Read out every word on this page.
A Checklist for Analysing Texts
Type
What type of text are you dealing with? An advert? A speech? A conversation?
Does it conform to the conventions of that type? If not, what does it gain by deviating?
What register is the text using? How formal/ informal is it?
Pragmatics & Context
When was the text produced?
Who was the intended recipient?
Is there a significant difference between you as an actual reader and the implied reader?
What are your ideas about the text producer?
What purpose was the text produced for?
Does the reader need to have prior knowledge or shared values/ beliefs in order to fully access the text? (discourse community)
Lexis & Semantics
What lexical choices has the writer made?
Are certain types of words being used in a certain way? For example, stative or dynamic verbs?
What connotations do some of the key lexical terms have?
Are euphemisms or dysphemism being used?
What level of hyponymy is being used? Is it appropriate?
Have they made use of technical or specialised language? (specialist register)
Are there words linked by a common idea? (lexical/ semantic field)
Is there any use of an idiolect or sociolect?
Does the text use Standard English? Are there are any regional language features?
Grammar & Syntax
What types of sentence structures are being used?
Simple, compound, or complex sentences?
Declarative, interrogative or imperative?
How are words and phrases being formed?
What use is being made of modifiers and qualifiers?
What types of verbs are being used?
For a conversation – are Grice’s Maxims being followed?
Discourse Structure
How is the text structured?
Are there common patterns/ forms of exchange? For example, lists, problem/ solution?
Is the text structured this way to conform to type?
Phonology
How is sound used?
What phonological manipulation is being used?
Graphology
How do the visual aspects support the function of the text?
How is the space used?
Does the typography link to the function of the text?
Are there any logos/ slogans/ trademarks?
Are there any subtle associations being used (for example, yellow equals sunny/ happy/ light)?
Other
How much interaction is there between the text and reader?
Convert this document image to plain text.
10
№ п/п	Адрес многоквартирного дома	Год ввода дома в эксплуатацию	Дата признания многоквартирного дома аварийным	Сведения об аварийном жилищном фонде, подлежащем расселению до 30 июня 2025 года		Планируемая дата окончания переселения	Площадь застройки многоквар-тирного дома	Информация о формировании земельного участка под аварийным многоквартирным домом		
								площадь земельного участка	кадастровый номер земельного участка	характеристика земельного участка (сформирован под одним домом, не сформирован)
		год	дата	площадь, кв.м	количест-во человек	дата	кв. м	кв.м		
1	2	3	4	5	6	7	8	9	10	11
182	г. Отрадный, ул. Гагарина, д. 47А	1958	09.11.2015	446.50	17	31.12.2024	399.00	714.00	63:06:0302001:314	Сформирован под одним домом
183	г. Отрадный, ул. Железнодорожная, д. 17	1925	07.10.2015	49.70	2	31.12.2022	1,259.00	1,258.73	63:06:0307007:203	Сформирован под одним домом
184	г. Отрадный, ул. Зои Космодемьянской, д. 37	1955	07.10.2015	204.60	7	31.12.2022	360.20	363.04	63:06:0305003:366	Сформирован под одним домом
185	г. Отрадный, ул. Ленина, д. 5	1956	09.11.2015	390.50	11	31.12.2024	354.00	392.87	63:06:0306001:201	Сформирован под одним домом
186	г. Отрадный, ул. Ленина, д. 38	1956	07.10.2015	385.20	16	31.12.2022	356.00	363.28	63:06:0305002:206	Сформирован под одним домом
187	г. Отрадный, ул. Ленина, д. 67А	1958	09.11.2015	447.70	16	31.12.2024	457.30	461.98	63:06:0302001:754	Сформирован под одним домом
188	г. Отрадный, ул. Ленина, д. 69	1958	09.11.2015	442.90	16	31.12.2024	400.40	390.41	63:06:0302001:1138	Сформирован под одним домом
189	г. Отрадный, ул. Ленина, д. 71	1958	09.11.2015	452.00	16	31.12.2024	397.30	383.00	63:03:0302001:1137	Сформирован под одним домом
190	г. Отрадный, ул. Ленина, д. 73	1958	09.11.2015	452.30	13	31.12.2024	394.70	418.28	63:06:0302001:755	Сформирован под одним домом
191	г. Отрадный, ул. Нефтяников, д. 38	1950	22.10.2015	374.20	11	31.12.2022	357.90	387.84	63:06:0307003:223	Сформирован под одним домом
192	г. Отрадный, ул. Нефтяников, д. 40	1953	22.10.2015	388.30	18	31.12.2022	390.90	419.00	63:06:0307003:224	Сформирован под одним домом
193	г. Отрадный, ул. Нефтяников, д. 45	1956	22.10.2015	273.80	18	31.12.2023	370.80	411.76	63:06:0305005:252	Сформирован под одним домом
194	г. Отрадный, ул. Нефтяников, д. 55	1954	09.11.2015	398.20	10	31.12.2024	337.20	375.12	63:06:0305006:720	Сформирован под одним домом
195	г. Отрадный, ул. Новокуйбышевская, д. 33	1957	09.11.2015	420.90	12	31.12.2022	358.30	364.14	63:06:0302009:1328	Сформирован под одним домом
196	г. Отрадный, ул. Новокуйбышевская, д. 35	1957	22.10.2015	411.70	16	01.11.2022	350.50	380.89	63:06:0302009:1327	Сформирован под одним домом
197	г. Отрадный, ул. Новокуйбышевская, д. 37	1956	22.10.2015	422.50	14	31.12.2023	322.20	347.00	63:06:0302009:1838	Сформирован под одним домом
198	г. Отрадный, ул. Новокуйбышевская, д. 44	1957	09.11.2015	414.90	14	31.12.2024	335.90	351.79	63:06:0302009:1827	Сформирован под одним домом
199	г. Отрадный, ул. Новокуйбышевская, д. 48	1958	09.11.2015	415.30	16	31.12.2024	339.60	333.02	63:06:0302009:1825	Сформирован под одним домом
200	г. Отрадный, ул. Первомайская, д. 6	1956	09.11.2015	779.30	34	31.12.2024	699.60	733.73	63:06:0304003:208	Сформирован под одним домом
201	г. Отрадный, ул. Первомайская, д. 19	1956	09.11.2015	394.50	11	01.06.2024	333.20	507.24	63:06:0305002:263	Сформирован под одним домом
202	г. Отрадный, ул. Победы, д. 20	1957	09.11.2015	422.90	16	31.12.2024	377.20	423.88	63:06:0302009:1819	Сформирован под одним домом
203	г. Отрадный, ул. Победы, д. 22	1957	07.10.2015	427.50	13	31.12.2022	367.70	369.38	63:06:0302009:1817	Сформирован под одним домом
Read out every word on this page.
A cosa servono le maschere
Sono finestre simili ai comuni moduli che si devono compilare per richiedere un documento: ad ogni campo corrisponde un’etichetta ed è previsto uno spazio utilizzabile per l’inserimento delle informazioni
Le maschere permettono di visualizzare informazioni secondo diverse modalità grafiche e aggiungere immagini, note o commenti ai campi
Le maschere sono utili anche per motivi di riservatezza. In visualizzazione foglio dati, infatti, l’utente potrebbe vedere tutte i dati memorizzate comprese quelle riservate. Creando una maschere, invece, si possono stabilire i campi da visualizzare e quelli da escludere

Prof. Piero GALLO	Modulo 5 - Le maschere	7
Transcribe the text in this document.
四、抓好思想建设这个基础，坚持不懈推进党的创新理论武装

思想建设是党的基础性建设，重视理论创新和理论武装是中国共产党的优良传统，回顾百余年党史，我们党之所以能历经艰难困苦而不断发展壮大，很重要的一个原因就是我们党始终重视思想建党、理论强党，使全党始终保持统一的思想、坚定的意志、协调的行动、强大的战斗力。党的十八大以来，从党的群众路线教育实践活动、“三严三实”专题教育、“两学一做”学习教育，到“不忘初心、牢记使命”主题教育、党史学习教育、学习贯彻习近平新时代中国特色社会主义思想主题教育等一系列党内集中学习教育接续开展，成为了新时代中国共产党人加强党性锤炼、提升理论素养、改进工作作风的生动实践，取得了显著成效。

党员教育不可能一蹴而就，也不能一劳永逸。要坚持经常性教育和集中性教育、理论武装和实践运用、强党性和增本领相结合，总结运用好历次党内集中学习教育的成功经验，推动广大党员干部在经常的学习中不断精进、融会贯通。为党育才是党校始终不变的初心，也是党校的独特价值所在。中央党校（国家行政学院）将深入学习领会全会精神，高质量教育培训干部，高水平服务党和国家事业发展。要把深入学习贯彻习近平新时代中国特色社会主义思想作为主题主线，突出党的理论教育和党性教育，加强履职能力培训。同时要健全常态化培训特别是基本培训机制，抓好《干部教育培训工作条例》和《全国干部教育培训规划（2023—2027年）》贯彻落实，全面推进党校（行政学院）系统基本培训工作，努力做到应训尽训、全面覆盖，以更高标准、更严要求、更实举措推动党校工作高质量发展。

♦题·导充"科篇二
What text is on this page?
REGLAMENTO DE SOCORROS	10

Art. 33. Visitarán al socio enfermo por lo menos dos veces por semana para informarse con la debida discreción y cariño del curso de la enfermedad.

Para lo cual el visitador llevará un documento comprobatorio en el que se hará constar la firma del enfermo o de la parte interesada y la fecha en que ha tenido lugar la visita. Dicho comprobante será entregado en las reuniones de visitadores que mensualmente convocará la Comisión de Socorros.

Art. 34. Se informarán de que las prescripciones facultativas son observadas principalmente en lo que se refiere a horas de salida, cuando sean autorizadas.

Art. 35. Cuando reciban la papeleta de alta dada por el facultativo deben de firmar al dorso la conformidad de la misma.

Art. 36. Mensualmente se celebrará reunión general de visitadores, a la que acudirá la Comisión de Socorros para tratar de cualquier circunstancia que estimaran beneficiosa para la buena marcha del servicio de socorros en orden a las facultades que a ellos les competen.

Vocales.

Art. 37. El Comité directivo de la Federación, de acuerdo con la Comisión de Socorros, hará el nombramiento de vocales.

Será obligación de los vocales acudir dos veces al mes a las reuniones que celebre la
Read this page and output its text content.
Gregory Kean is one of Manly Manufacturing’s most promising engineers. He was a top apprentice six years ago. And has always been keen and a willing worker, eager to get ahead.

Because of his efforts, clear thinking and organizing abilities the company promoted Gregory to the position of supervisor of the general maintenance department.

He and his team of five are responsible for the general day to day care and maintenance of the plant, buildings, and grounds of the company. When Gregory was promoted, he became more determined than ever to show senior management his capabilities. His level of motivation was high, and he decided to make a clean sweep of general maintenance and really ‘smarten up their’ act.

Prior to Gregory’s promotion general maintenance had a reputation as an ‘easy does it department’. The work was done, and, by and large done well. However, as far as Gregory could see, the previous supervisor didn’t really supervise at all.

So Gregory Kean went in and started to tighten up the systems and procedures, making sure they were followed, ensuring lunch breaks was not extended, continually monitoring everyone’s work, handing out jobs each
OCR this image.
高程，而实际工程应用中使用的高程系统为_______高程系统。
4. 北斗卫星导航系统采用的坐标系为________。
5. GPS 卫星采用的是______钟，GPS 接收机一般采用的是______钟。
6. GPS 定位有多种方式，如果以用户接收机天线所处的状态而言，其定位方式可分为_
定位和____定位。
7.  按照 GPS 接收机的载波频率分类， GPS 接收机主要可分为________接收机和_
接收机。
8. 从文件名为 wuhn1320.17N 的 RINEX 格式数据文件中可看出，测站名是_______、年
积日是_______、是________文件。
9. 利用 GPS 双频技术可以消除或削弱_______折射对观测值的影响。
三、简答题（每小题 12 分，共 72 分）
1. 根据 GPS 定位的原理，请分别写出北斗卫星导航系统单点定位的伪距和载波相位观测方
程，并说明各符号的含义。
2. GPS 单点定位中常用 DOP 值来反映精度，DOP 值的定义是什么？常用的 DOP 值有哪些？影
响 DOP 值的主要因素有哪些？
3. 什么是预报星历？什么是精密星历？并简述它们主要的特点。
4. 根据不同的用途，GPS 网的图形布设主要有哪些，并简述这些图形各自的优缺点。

:::::

EXERCISE - Look through the entries above; copy every line holding the string "informazioni".

FINAL ANSWER -
Sono finestre simili ai comuni moduli che si devono compilare per richiedere un documento: ad ogni campo corrisponde un’etichetta ed è previsto uno spazio utilizzabile per l’inserimento delle informazioni
Le maschere permettono di visualizzare informazioni secondo diverse modalità grafiche e aggiungere immagini, note o commenti ai campi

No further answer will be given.